■ Work instructions
Search the material below for the word "підсумком" and copy every line in which it occurs.

Data records
····················

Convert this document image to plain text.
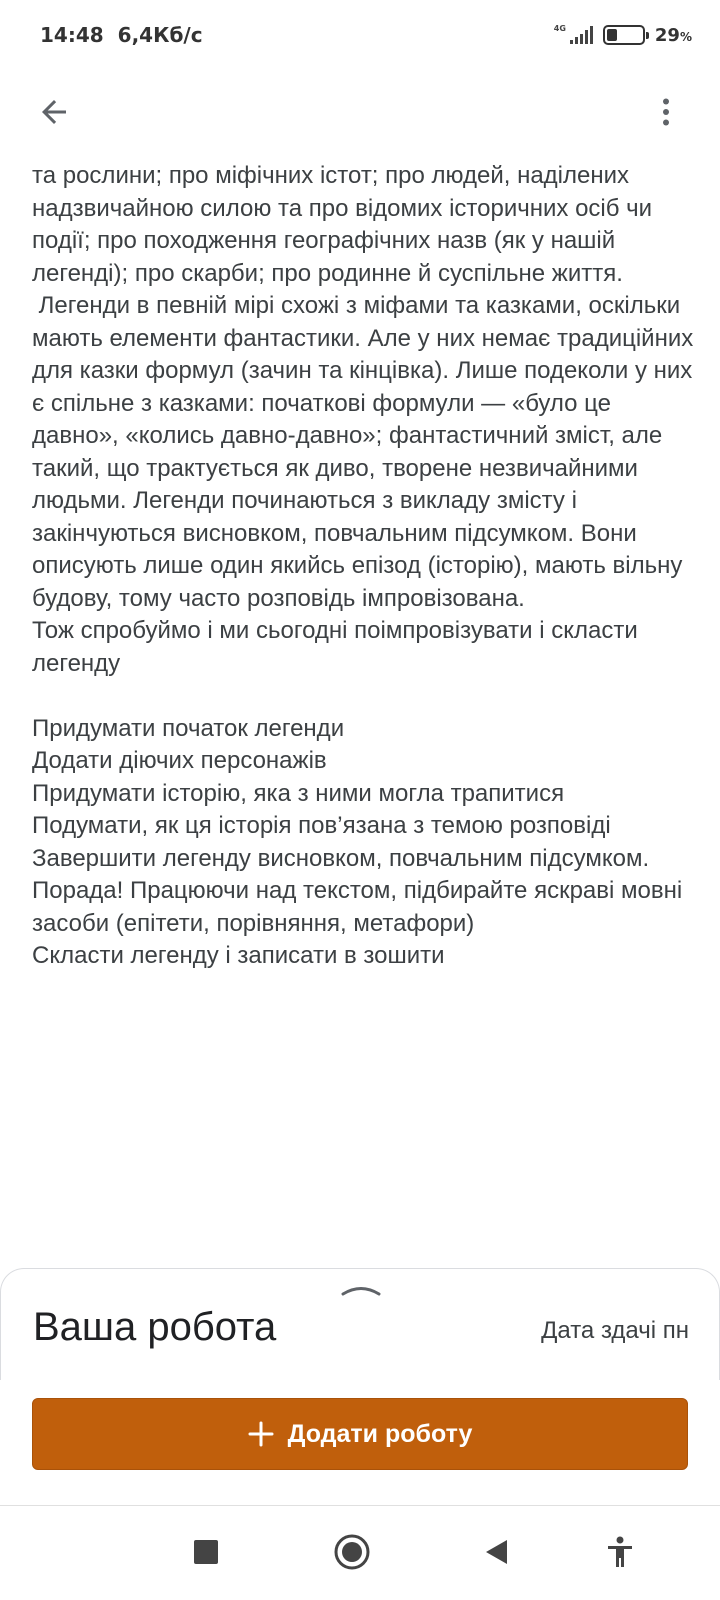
14:48 6,4Кб/с	4G	29%
та рослини; про міфічних істот; про людей, наділених надзвичайною силою та про відомих історичних осіб чи події; про походження географічних назв (як у нашій легенді); про скарби; про родинне й суспільне життя.
Легенди в певній мірі схожі з міфами та казками, оскільки мають елементи фантастики. Але у них немає традиційних для казки формул (зачин та кінцівка). Лише подеколи у них є спільне з казками: початкові формули — «було це давно», «колись давно-давно»; фантастичний зміст, але такий, що трактується як диво, творене незвичайними людьми. Легенди починаються з викладу змісту і закінчуються висновком, повчальним підсумком. Вони описують лише один якийсь епізод (історію), мають вільну будову, тому часто розповідь імпровізована.
Тож спробуймо і ми сьогодні поімпровізувати і скласти легенду

Придумати початок легенди
Додати діючих персонажів
Придумати історію, яка з ними могла трапитися
Подумати, як ця історія пов’язана з темою розповіді
Завершити легенду висновком, повчальним підсумком.
Порада! Працюючи над текстом, підбирайте яскраві мовні засоби (епітети, порівняння, метафори)
Скласти легенду і записати в зошити
Ваша робота	Дата здачі пн
Додати роботу
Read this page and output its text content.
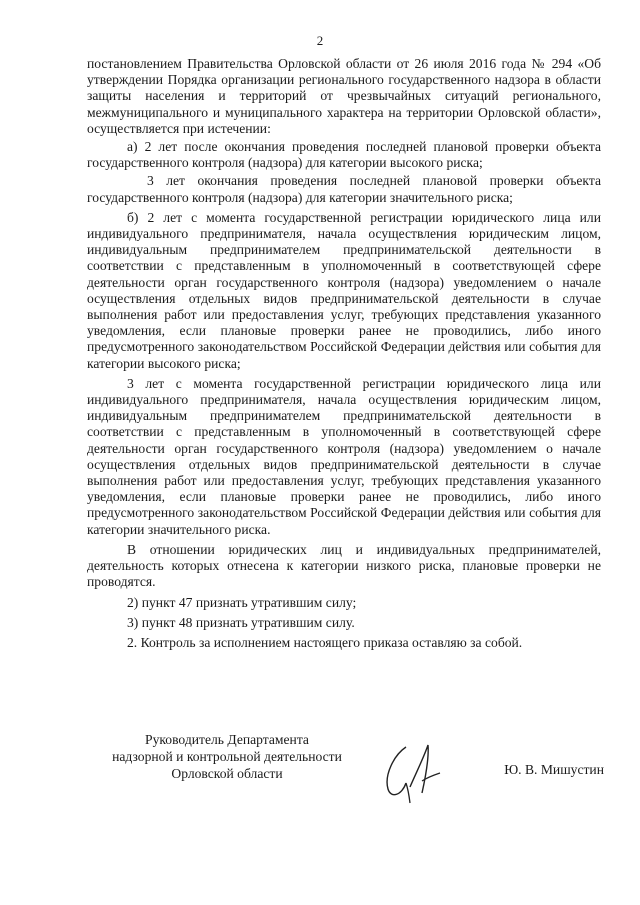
2

постановлением Правительства Орловской области от 26 июля 2016 года № 294 «Об утверждении Порядка организации регионального государственного надзора в области защиты населения и территорий от чрезвычайных ситуаций регионального, межмуниципального и муниципального характера на территории Орловской области», осуществляется при истечении:

а) 2 лет после окончания проведения последней плановой проверки объекта государственного контроля (надзора) для категории высокого риска;

3 лет окончания проведения последней плановой проверки объекта государственного контроля (надзора) для категории значительного риска;

б) 2 лет с момента государственной регистрации юридического лица или индивидуального предпринимателя, начала осуществления юридическим лицом, индивидуальным предпринимателем предпринимательской деятельности в соответствии с представленным в уполномоченный в соответствующей сфере деятельности орган государственного контроля (надзора) уведомлением о начале осуществления отдельных видов предпринимательской деятельности в случае выполнения работ или предоставления услуг, требующих представления указанного уведомления, если плановые проверки ранее не проводились, либо иного предусмотренного законодательством Российской Федерации действия или события для категории высокого риска;

3 лет с момента государственной регистрации юридического лица или индивидуального предпринимателя, начала осуществления юридическим лицом, индивидуальным предпринимателем предпринимательской деятельности в соответствии с представленным в уполномоченный в соответствующей сфере деятельности орган государственного контроля (надзора) уведомлением о начале осуществления отдельных видов предпринимательской деятельности в случае выполнения работ или предоставления услуг, требующих представления указанного уведомления, если плановые проверки ранее не проводились, либо иного предусмотренного законодательством Российской Федерации действия или события для категории значительного риска.

В отношении юридических лиц и индивидуальных предпринимателей, деятельность которых отнесена к категории низкого риска, плановые проверки не проводятся.

2) пункт 47 признать утратившим силу;

3) пункт 48 признать утратившим силу.

2. Контроль за исполнением настоящего приказа оставляю за собой.

Руководитель Департамента
надзорной и контрольной деятельности
Орловской области	Ю. В. Мишустин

····················

■ The output
Легенди в певній мірі схожі з міфами та казками, оскільки мають елементи фантастики. Але у них немає традиційних для казки формул (зачин та кінцівка). Лише подеколи у них є спільне з казками: початкові формули — «було це давно», «колись давно-давно»; фантастичний зміст, але такий, що трактується як диво, творене незвичайними людьми. Легенди починаються з викладу змісту і закінчуються висновком, повчальним підсумком. Вони описують лише один якийсь епізод (історію), мають вільну будову, тому часто розповідь імпровізована.
Завершити легенду висновком, повчальним підсумком.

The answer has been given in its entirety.